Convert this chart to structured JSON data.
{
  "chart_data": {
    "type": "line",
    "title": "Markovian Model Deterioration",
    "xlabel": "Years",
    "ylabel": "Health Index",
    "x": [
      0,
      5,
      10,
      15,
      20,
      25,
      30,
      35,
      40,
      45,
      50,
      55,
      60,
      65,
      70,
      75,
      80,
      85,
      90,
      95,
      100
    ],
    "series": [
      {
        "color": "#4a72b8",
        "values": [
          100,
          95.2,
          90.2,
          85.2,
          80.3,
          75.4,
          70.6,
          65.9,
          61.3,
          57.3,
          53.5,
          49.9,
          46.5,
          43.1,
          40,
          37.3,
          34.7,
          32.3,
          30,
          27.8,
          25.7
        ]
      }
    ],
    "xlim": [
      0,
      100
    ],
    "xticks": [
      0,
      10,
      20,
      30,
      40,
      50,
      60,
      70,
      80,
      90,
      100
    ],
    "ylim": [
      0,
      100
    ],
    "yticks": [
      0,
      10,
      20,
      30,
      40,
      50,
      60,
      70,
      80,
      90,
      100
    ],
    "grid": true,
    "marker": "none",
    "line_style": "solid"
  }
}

= = =

== PROBLEM ==
Reproduce the listing in full. Keep it exactly as written.

== TASK OUTPUT ==
Convert this chart to structured JSON data.
{
  "chart_data": {
    "type": "line",
    "title": "Markovian Model Deterioration",
    "xlabel": "Years",
    "ylabel": "Health Index",
    "x": [
      0,
      5,
      10,
      15,
      20,
      25,
      30,
      35,
      40,
      45,
      50,
      55,
      60,
      65,
      70,
      75,
      80,
      85,
      90,
      95,
      100
    ],
    "series": [
      {
        "color": "#4a72b8",
        "values": [
          100,
          95.2,
          90.2,
          85.2,
          80.3,
          75.4,
          70.6,
          65.9,
          61.3,
          57.3,
          53.5,
          49.9,
          46.5,
          43.1,
          40,
          37.3,
          34.7,
          32.3,
          30,
          27.8,
          25.7
        ]
      }
    ],
    "xlim": [
      0,
      100
    ],
    "xticks": [
      0,
      10,
      20,
      30,
      40,
      50,
      60,
      70,
      80,
      90,
      100
    ],
    "ylim": [
      0,
      100
    ],
    "yticks": [
      0,
      10,
      20,
      30,
      40,
      50,
      60,
      70,
      80,
      90,
      100
    ],
    "grid": true,
    "marker": "none",
    "line_style": "solid"
  }
}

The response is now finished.